(Collection entries)
--- begin ---
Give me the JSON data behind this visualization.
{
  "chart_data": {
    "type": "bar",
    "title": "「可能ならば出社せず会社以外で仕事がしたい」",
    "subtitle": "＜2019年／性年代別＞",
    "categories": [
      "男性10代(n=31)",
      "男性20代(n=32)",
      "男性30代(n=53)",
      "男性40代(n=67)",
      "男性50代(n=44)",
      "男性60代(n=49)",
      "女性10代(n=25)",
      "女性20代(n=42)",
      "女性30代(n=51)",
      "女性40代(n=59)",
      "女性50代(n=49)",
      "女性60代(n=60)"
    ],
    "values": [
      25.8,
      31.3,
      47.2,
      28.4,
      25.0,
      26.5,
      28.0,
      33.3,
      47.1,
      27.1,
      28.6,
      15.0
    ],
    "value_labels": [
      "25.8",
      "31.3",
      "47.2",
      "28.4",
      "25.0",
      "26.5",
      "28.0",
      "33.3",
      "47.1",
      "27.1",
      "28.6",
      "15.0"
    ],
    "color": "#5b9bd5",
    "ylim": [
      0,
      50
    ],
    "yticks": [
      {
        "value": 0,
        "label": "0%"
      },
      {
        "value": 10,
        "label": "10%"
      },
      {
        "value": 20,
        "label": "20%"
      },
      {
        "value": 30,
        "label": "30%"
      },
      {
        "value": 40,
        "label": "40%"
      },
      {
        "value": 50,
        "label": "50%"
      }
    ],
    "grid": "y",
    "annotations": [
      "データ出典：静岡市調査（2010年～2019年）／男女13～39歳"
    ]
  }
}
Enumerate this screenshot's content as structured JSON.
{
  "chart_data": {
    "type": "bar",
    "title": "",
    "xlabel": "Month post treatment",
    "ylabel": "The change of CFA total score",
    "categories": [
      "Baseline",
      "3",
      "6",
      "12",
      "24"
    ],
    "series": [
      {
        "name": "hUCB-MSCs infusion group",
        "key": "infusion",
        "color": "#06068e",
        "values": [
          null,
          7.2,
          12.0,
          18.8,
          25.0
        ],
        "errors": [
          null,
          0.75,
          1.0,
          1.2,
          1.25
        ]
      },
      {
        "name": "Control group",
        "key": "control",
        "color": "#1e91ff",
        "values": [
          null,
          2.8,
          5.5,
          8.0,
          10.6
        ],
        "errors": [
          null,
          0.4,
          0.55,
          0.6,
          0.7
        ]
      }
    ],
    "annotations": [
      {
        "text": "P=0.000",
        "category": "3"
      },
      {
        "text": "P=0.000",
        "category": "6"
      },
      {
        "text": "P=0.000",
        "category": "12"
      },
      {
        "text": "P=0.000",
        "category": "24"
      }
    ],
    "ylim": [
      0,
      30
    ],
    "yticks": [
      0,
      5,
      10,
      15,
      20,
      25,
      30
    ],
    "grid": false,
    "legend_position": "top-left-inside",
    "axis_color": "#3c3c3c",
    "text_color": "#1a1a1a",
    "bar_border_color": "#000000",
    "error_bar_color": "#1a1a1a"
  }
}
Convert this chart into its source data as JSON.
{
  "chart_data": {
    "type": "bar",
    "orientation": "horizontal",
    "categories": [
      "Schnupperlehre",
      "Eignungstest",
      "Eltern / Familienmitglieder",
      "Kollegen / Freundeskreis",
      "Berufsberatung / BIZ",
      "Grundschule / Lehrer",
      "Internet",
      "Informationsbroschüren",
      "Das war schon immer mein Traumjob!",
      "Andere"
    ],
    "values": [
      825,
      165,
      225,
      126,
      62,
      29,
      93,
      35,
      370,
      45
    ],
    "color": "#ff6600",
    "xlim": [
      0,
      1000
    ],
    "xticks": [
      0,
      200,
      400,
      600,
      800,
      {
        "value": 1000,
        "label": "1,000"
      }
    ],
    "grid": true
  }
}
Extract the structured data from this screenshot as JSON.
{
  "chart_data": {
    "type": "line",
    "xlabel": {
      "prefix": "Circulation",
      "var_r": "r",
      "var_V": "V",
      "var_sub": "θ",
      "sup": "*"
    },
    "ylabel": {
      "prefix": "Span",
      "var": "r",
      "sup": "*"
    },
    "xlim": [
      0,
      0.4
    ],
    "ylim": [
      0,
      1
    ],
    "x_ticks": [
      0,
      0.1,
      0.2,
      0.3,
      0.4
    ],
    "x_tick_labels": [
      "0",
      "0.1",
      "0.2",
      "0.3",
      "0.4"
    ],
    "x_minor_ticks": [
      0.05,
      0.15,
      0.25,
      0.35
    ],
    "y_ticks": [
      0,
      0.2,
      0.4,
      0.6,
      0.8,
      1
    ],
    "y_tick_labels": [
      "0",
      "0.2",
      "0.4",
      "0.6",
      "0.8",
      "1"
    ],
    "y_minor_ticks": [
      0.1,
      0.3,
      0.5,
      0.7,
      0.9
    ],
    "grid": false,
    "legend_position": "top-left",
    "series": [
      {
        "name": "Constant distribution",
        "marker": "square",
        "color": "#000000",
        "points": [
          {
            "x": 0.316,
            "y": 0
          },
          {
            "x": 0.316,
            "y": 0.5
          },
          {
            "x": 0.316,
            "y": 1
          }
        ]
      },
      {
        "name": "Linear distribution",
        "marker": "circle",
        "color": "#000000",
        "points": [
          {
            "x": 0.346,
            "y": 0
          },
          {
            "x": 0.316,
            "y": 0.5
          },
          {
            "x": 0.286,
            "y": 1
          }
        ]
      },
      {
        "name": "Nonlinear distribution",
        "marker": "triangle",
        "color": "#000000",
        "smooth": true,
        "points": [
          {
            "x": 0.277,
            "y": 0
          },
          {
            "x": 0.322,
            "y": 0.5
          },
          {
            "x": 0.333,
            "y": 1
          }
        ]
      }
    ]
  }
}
--- end ---
## Problem to work on:
The word "infusion" may turn up on some lines of these records; say how many, with no other words.

## Task solution:
2